Stored records
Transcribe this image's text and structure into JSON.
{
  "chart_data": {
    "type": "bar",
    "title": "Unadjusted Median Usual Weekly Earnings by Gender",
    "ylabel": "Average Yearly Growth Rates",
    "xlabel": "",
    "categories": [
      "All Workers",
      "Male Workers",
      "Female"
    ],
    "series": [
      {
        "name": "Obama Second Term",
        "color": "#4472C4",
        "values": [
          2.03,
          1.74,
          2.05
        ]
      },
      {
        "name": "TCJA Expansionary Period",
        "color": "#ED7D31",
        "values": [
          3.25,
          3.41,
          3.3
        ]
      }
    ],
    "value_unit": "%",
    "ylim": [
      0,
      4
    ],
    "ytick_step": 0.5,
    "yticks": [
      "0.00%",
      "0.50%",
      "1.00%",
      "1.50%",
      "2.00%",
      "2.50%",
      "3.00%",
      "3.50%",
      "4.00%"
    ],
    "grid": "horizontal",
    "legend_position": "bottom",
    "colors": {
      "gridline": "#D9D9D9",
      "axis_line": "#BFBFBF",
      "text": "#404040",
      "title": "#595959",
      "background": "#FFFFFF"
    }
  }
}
---
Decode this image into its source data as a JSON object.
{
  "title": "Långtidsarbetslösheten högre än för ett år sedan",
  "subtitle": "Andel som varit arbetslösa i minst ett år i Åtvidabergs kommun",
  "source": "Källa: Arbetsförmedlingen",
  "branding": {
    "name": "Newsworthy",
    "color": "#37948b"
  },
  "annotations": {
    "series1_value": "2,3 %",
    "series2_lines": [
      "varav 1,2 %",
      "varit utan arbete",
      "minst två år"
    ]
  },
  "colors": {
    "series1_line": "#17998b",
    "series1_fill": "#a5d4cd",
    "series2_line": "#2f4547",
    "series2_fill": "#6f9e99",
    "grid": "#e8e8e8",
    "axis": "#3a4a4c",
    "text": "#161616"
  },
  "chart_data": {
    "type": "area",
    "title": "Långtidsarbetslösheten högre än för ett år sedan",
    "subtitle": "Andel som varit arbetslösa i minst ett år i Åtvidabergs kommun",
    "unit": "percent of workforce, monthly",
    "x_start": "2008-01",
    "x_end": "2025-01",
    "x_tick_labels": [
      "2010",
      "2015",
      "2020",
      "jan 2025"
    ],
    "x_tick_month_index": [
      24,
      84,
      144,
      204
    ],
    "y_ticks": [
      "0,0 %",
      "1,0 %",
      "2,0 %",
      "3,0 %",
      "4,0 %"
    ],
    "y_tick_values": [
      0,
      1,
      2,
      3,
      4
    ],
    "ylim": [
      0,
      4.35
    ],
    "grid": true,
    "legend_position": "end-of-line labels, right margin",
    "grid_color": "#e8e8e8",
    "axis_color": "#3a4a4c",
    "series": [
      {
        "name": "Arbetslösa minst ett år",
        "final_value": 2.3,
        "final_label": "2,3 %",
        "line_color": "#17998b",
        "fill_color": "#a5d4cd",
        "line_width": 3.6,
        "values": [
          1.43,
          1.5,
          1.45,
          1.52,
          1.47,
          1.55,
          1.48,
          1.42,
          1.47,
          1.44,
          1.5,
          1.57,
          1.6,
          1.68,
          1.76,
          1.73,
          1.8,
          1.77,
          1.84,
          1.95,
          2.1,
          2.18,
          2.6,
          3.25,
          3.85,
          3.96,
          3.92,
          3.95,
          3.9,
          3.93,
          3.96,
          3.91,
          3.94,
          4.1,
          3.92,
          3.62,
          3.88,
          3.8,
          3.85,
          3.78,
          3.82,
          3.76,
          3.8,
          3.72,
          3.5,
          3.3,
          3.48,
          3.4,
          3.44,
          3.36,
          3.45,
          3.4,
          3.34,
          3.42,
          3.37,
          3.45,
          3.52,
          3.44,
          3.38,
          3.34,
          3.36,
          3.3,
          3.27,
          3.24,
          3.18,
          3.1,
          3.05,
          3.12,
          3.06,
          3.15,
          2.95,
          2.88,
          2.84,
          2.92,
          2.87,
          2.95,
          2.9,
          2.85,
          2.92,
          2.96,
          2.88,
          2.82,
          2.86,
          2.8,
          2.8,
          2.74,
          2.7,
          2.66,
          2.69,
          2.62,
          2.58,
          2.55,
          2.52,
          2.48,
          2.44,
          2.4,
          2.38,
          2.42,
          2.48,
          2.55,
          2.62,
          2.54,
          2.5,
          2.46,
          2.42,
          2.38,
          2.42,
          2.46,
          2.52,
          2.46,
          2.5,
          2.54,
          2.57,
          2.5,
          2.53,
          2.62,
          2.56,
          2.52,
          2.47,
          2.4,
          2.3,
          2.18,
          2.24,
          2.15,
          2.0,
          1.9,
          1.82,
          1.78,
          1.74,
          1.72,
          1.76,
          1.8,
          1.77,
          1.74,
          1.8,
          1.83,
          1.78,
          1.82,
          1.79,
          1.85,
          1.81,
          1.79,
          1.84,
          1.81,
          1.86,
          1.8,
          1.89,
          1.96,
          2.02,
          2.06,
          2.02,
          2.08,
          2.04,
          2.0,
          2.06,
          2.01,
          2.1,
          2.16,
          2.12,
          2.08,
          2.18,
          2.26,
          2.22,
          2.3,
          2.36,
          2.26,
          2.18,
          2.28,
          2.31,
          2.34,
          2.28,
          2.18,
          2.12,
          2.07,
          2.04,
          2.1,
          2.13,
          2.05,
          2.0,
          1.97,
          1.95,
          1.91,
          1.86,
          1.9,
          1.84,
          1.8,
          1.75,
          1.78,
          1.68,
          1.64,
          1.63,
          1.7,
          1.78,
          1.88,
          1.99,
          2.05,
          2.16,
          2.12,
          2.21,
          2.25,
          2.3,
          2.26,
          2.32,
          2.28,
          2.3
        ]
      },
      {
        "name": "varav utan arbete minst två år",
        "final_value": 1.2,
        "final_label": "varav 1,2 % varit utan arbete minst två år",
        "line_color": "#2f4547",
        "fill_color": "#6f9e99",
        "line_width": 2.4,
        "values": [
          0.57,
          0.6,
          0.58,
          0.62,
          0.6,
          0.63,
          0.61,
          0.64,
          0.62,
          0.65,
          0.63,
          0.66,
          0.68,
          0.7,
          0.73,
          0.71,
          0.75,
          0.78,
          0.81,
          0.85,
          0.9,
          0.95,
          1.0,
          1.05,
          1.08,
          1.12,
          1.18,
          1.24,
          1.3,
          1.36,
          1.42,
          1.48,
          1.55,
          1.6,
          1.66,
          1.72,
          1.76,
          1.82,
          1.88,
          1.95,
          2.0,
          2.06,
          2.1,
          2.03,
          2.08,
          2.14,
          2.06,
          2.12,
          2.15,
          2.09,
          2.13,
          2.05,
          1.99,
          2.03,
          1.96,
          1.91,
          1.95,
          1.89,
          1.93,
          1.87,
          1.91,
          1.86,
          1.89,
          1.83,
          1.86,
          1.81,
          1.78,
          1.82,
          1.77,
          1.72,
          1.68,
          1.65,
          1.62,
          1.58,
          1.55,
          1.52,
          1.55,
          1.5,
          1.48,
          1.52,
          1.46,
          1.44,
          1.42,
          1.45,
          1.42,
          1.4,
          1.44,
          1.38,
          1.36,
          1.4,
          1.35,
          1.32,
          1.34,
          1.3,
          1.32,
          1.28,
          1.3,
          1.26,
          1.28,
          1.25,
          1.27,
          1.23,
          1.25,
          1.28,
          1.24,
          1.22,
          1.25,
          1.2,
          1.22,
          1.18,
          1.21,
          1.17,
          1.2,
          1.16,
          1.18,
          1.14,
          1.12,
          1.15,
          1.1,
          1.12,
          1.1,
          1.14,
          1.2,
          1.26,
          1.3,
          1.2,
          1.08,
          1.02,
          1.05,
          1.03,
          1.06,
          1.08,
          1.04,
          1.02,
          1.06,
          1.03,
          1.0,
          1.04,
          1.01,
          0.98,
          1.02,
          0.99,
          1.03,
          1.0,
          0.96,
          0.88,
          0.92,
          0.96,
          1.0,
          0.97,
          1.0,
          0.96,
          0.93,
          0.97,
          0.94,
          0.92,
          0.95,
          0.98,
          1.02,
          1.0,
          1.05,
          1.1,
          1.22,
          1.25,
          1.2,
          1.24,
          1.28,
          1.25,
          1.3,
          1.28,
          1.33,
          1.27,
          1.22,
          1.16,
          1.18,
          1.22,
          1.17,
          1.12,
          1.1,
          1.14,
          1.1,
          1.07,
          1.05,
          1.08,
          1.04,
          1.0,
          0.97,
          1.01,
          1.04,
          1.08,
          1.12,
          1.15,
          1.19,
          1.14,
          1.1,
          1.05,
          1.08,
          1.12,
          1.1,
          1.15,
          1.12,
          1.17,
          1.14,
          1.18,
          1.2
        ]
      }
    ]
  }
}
---
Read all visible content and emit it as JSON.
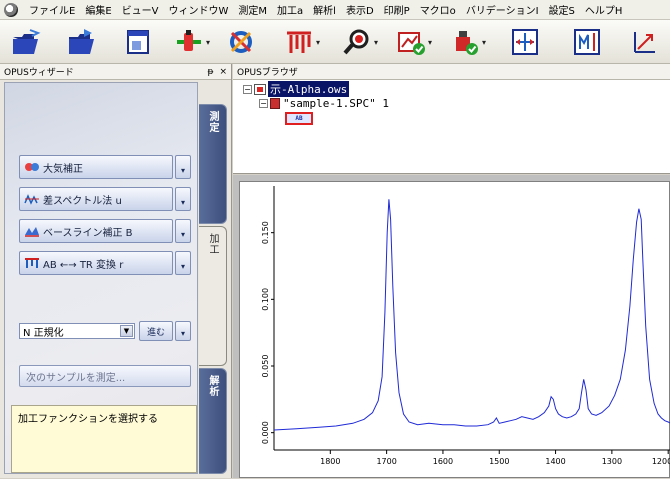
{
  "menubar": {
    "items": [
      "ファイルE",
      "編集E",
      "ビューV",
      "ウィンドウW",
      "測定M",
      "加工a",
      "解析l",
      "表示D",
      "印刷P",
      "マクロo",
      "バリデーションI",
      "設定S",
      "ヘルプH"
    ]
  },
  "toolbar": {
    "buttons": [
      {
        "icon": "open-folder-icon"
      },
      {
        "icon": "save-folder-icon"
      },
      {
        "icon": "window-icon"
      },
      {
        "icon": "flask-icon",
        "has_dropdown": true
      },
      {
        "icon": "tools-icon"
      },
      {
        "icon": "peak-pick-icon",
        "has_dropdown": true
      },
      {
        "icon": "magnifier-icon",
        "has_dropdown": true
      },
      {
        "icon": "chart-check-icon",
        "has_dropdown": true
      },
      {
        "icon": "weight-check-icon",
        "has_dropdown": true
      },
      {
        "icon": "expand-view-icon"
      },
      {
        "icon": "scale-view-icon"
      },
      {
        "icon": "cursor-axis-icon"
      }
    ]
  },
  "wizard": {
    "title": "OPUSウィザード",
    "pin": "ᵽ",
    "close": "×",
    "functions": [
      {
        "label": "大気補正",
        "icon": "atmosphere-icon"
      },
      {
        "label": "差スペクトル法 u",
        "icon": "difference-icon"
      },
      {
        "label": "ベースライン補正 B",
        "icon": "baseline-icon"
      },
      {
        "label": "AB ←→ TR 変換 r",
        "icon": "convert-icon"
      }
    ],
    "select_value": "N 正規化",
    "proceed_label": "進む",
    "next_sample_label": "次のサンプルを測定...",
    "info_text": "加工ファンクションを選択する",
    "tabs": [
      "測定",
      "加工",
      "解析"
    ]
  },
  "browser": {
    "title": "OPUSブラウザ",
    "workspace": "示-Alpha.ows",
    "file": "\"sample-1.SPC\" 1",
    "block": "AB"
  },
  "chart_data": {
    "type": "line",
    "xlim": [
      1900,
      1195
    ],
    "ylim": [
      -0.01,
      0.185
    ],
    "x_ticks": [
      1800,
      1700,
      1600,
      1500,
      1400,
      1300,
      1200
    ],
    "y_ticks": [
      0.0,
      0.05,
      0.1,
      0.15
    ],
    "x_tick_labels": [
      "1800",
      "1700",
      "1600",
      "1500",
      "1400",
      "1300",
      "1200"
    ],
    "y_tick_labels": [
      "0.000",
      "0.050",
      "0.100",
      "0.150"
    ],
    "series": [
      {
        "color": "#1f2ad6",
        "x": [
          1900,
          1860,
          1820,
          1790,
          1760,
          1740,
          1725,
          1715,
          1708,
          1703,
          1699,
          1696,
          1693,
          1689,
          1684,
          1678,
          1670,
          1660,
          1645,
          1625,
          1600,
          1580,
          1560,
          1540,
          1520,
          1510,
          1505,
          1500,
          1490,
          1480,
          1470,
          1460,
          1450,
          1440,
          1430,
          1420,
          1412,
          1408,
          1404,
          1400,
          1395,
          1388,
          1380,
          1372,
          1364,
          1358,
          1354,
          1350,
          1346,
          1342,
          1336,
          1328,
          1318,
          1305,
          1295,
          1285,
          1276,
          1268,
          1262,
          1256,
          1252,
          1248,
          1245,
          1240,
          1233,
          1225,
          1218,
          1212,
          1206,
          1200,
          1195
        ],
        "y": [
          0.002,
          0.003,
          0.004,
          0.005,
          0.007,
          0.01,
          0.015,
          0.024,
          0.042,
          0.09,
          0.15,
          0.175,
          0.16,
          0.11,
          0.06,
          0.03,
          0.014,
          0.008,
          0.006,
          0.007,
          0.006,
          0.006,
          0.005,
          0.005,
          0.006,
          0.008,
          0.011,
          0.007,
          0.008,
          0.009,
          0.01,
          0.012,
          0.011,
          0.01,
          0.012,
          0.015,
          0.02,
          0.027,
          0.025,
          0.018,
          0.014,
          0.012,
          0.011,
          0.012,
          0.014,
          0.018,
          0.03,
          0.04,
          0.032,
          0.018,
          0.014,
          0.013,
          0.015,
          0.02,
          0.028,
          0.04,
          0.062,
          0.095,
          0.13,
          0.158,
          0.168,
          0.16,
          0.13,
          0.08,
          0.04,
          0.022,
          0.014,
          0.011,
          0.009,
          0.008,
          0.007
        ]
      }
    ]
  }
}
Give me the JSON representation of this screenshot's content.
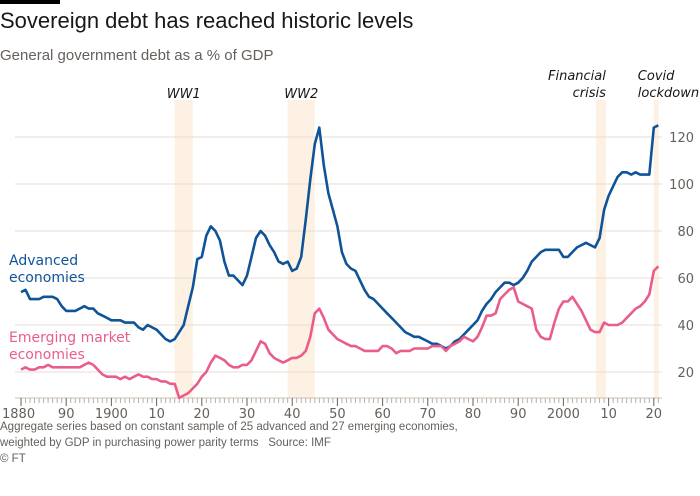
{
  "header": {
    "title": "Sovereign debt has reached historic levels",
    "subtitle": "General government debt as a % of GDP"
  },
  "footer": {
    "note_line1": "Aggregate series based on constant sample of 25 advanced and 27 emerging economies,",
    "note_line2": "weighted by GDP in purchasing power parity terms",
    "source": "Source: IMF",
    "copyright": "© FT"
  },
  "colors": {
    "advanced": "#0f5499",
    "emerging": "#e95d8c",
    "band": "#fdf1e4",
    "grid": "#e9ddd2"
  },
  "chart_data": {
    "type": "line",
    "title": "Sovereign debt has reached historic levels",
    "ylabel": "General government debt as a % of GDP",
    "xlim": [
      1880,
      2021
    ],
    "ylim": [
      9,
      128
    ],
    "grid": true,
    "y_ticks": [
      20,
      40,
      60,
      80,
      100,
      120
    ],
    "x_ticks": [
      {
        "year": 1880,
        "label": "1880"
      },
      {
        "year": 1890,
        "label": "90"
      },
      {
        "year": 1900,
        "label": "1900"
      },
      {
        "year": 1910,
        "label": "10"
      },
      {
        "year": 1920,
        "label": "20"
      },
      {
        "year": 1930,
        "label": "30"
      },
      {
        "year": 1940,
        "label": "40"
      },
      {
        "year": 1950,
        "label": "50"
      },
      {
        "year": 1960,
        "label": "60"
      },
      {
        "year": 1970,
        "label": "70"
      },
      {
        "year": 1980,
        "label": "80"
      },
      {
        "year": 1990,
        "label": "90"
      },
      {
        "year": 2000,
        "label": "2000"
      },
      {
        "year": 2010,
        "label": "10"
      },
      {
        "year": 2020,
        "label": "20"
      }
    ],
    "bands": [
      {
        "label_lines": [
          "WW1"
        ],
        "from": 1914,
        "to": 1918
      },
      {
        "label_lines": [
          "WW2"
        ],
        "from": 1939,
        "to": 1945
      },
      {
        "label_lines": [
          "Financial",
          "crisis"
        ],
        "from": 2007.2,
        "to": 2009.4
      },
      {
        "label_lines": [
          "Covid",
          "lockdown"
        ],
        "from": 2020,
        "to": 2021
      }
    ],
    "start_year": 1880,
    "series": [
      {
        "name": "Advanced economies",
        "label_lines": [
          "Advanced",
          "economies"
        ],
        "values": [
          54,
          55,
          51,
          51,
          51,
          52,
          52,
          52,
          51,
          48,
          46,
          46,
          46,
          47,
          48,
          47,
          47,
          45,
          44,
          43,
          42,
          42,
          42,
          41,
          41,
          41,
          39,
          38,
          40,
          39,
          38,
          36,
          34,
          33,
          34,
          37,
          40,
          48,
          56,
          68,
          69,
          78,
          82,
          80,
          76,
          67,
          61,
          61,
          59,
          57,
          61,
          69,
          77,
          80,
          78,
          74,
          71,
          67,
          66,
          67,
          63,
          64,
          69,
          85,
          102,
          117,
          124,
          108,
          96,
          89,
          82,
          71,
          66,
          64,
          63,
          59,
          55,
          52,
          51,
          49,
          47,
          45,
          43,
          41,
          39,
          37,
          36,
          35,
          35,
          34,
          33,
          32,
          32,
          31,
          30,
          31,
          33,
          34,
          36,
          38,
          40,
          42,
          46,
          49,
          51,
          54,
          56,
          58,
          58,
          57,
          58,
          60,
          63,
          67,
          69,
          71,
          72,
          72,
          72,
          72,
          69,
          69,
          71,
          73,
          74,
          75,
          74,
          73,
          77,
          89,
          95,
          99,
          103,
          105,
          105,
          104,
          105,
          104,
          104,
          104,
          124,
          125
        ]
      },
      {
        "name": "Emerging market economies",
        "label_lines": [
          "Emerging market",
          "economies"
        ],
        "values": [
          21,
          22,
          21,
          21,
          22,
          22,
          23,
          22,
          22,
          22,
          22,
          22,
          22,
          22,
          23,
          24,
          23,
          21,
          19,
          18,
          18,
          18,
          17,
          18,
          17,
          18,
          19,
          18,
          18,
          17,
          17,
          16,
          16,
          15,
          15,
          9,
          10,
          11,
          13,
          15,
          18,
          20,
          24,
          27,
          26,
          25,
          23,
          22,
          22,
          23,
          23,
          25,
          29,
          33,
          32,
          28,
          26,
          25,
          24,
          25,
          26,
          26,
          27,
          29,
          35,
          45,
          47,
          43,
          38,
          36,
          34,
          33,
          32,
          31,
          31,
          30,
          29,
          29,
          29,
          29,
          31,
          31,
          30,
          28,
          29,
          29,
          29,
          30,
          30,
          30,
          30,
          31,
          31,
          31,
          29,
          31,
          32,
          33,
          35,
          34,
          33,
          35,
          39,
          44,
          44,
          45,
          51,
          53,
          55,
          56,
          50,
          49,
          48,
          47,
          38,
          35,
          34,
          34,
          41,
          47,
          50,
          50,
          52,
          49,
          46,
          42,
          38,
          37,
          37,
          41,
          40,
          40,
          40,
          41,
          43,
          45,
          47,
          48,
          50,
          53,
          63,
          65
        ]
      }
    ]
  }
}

> **TASK REQUIREMENTS**: Using the listing above, return all lines where the word "ylabel" occurs.

> **RESULT**:
    "ylabel": "Average Yearly Growth Rates",
    "ylabel": "General government debt as a % of GDP",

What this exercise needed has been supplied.